------ THE INPUT
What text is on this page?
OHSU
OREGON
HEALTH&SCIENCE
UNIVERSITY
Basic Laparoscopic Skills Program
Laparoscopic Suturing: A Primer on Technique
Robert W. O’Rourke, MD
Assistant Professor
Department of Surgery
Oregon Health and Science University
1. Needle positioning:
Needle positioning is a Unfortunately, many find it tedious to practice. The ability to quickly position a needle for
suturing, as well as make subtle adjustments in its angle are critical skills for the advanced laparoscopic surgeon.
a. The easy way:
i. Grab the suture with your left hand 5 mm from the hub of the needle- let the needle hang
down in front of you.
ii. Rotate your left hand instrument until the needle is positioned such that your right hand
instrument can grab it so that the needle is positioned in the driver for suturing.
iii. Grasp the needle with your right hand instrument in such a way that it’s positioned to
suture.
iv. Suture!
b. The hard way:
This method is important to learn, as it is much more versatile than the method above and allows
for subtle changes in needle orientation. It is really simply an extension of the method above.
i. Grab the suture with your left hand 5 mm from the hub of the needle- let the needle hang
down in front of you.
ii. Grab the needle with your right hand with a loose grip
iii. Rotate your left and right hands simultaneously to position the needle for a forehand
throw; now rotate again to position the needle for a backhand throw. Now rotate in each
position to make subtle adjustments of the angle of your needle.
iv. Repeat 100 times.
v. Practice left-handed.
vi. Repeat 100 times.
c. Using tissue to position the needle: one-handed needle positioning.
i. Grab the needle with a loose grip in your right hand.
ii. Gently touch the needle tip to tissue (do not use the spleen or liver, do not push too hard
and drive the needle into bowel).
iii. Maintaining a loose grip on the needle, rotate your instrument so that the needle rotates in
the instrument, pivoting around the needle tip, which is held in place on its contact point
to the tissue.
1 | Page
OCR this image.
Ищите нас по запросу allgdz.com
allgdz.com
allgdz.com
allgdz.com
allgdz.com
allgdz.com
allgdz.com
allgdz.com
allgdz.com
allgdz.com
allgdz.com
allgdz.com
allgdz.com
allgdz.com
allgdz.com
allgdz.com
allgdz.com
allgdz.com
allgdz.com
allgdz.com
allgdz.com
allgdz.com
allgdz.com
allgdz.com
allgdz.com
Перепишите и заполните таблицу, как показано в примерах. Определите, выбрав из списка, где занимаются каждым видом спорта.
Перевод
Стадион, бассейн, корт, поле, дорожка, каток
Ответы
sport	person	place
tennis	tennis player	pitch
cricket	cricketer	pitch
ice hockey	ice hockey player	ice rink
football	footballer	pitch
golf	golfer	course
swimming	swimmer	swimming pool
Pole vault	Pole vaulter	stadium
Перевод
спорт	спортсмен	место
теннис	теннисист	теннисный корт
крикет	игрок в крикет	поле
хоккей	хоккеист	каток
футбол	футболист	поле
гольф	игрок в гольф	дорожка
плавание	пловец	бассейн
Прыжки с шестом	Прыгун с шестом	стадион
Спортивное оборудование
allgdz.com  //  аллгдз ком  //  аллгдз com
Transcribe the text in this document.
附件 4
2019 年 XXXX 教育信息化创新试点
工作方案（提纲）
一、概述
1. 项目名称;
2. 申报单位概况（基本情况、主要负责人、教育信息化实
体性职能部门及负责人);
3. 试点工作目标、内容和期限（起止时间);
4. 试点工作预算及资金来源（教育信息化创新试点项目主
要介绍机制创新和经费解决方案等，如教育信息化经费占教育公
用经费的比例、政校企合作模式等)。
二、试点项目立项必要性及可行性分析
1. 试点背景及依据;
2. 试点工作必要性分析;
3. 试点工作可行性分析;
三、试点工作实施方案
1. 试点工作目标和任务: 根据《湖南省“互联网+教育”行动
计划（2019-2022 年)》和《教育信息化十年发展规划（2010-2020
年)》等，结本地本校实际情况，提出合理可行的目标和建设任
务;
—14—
------------
■ EXERCISE DETAILS
Please give back all of the records exactly as written.

■ RESULT OF THE TASK
What text is on this page?
OHSU
OREGON
HEALTH&SCIENCE
UNIVERSITY
Basic Laparoscopic Skills Program
Laparoscopic Suturing: A Primer on Technique
Robert W. O’Rourke, MD
Assistant Professor
Department of Surgery
Oregon Health and Science University
1. Needle positioning:
Needle positioning is a Unfortunately, many find it tedious to practice. The ability to quickly position a needle for
suturing, as well as make subtle adjustments in its angle are critical skills for the advanced laparoscopic surgeon.
a. The easy way:
i. Grab the suture with your left hand 5 mm from the hub of the needle- let the needle hang
down in front of you.
ii. Rotate your left hand instrument until the needle is positioned such that your right hand
instrument can grab it so that the needle is positioned in the driver for suturing.
iii. Grasp the needle with your right hand instrument in such a way that it’s positioned to
suture.
iv. Suture!
b. The hard way:
This method is important to learn, as it is much more versatile than the method above and allows
for subtle changes in needle orientation. It is really simply an extension of the method above.
i. Grab the suture with your left hand 5 mm from the hub of the needle- let the needle hang
down in front of you.
ii. Grab the needle with your right hand with a loose grip
iii. Rotate your left and right hands simultaneously to position the needle for a forehand
throw; now rotate again to position the needle for a backhand throw. Now rotate in each
position to make subtle adjustments of the angle of your needle.
iv. Repeat 100 times.
v. Practice left-handed.
vi. Repeat 100 times.
c. Using tissue to position the needle: one-handed needle positioning.
i. Grab the needle with a loose grip in your right hand.
ii. Gently touch the needle tip to tissue (do not use the spleen or liver, do not push too hard
and drive the needle into bowel).
iii. Maintaining a loose grip on the needle, rotate your instrument so that the needle rotates in
the instrument, pivoting around the needle tip, which is held in place on its contact point
to the tissue.
1 | Page
OCR this image.
Ищите нас по запросу allgdz.com
allgdz.com
allgdz.com
allgdz.com
allgdz.com
allgdz.com
allgdz.com
allgdz.com
allgdz.com
allgdz.com
allgdz.com
allgdz.com
allgdz.com
allgdz.com
allgdz.com
allgdz.com
allgdz.com
allgdz.com
allgdz.com
allgdz.com
allgdz.com
allgdz.com
allgdz.com
allgdz.com
allgdz.com
Перепишите и заполните таблицу, как показано в примерах. Определите, выбрав из списка, где занимаются каждым видом спорта.
Перевод
Стадион, бассейн, корт, поле, дорожка, каток
Ответы
sport	person	place
tennis	tennis player	pitch
cricket	cricketer	pitch
ice hockey	ice hockey player	ice rink
football	footballer	pitch
golf	golfer	course
swimming	swimmer	swimming pool
Pole vault	Pole vaulter	stadium
Перевод
спорт	спортсмен	место
теннис	теннисист	теннисный корт
крикет	игрок в крикет	поле
хоккей	хоккеист	каток
футбол	футболист	поле
гольф	игрок в гольф	дорожка
плавание	пловец	бассейн
Прыжки с шестом	Прыгун с шестом	стадион
Спортивное оборудование
allgdz.com  //  аллгдз ком  //  аллгдз com
Transcribe the text in this document.
附件 4
2019 年 XXXX 教育信息化创新试点
工作方案（提纲）
一、概述
1. 项目名称;
2. 申报单位概况（基本情况、主要负责人、教育信息化实
体性职能部门及负责人);
3. 试点工作目标、内容和期限（起止时间);
4. 试点工作预算及资金来源（教育信息化创新试点项目主
要介绍机制创新和经费解决方案等，如教育信息化经费占教育公
用经费的比例、政校企合作模式等)。
二、试点项目立项必要性及可行性分析
1. 试点背景及依据;
2. 试点工作必要性分析;
3. 试点工作可行性分析;
三、试点工作实施方案
1. 试点工作目标和任务: 根据《湖南省“互联网+教育”行动
计划（2019-2022 年)》和《教育信息化十年发展规划（2010-2020
年)》等，结本地本校实际情况，提出合理可行的目标和建设任
务;
—14—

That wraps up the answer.